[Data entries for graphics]
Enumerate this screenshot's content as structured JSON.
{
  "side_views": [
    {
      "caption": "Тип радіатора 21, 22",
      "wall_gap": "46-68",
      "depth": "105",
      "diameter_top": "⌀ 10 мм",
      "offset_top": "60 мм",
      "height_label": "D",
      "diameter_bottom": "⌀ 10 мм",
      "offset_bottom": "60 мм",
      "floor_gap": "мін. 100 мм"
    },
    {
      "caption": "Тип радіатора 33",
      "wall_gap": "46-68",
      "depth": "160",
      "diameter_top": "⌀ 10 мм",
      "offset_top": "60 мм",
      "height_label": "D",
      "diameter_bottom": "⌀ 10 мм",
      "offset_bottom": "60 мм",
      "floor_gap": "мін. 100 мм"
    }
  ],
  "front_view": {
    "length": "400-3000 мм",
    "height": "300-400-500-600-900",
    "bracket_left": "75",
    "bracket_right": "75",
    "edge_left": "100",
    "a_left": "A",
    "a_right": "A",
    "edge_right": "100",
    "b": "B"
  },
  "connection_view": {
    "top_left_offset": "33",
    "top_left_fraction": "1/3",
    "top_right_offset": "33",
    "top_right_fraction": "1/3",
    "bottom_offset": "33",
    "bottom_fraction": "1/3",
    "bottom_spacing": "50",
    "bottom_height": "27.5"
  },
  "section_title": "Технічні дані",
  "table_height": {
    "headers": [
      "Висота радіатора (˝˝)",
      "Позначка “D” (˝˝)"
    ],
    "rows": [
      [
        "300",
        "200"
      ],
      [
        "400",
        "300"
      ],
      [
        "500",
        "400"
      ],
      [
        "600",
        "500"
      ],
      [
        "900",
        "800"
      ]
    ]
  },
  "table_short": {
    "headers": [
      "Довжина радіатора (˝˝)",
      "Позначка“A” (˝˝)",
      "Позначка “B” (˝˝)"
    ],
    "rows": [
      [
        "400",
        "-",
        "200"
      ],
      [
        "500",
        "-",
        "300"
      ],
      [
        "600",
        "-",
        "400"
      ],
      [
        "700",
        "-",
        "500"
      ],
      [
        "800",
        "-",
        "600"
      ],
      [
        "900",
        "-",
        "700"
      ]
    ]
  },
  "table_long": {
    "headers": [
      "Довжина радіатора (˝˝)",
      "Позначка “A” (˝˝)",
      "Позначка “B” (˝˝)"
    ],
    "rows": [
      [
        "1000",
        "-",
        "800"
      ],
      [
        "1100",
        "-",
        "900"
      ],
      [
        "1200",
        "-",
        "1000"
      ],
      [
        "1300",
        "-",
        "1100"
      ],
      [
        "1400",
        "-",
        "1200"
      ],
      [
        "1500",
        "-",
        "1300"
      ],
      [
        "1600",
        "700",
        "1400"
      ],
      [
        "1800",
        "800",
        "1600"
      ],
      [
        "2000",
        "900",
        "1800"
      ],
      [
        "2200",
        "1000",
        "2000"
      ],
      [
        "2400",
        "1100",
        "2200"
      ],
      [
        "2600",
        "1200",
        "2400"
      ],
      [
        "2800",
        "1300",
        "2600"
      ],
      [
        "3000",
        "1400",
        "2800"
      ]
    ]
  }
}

• _GIVEN PROBLEM_:
Retype all of the entries precisely as they are.

• _TASK OUTPUT_:
Enumerate this screenshot's content as structured JSON.
{
  "side_views": [
    {
      "caption": "Тип радіатора 21, 22",
      "wall_gap": "46-68",
      "depth": "105",
      "diameter_top": "⌀ 10 мм",
      "offset_top": "60 мм",
      "height_label": "D",
      "diameter_bottom": "⌀ 10 мм",
      "offset_bottom": "60 мм",
      "floor_gap": "мін. 100 мм"
    },
    {
      "caption": "Тип радіатора 33",
      "wall_gap": "46-68",
      "depth": "160",
      "diameter_top": "⌀ 10 мм",
      "offset_top": "60 мм",
      "height_label": "D",
      "diameter_bottom": "⌀ 10 мм",
      "offset_bottom": "60 мм",
      "floor_gap": "мін. 100 мм"
    }
  ],
  "front_view": {
    "length": "400-3000 мм",
    "height": "300-400-500-600-900",
    "bracket_left": "75",
    "bracket_right": "75",
    "edge_left": "100",
    "a_left": "A",
    "a_right": "A",
    "edge_right": "100",
    "b": "B"
  },
  "connection_view": {
    "top_left_offset": "33",
    "top_left_fraction": "1/3",
    "top_right_offset": "33",
    "top_right_fraction": "1/3",
    "bottom_offset": "33",
    "bottom_fraction": "1/3",
    "bottom_spacing": "50",
    "bottom_height": "27.5"
  },
  "section_title": "Технічні дані",
  "table_height": {
    "headers": [
      "Висота радіатора (˝˝)",
      "Позначка “D” (˝˝)"
    ],
    "rows": [
      [
        "300",
        "200"
      ],
      [
        "400",
        "300"
      ],
      [
        "500",
        "400"
      ],
      [
        "600",
        "500"
      ],
      [
        "900",
        "800"
      ]
    ]
  },
  "table_short": {
    "headers": [
      "Довжина радіатора (˝˝)",
      "Позначка“A” (˝˝)",
      "Позначка “B” (˝˝)"
    ],
    "rows": [
      [
        "400",
        "-",
        "200"
      ],
      [
        "500",
        "-",
        "300"
      ],
      [
        "600",
        "-",
        "400"
      ],
      [
        "700",
        "-",
        "500"
      ],
      [
        "800",
        "-",
        "600"
      ],
      [
        "900",
        "-",
        "700"
      ]
    ]
  },
  "table_long": {
    "headers": [
      "Довжина радіатора (˝˝)",
      "Позначка “A” (˝˝)",
      "Позначка “B” (˝˝)"
    ],
    "rows": [
      [
        "1000",
        "-",
        "800"
      ],
      [
        "1100",
        "-",
        "900"
      ],
      [
        "1200",
        "-",
        "1000"
      ],
      [
        "1300",
        "-",
        "1100"
      ],
      [
        "1400",
        "-",
        "1200"
      ],
      [
        "1500",
        "-",
        "1300"
      ],
      [
        "1600",
        "700",
        "1400"
      ],
      [
        "1800",
        "800",
        "1600"
      ],
      [
        "2000",
        "900",
        "1800"
      ],
      [
        "2200",
        "1000",
        "2000"
      ],
      [
        "2400",
        "1100",
        "2200"
      ],
      [
        "2600",
        "1200",
        "2400"
      ],
      [
        "2800",
        "1300",
        "2600"
      ],
      [
        "3000",
        "1400",
        "2800"
      ]
    ]
  }
}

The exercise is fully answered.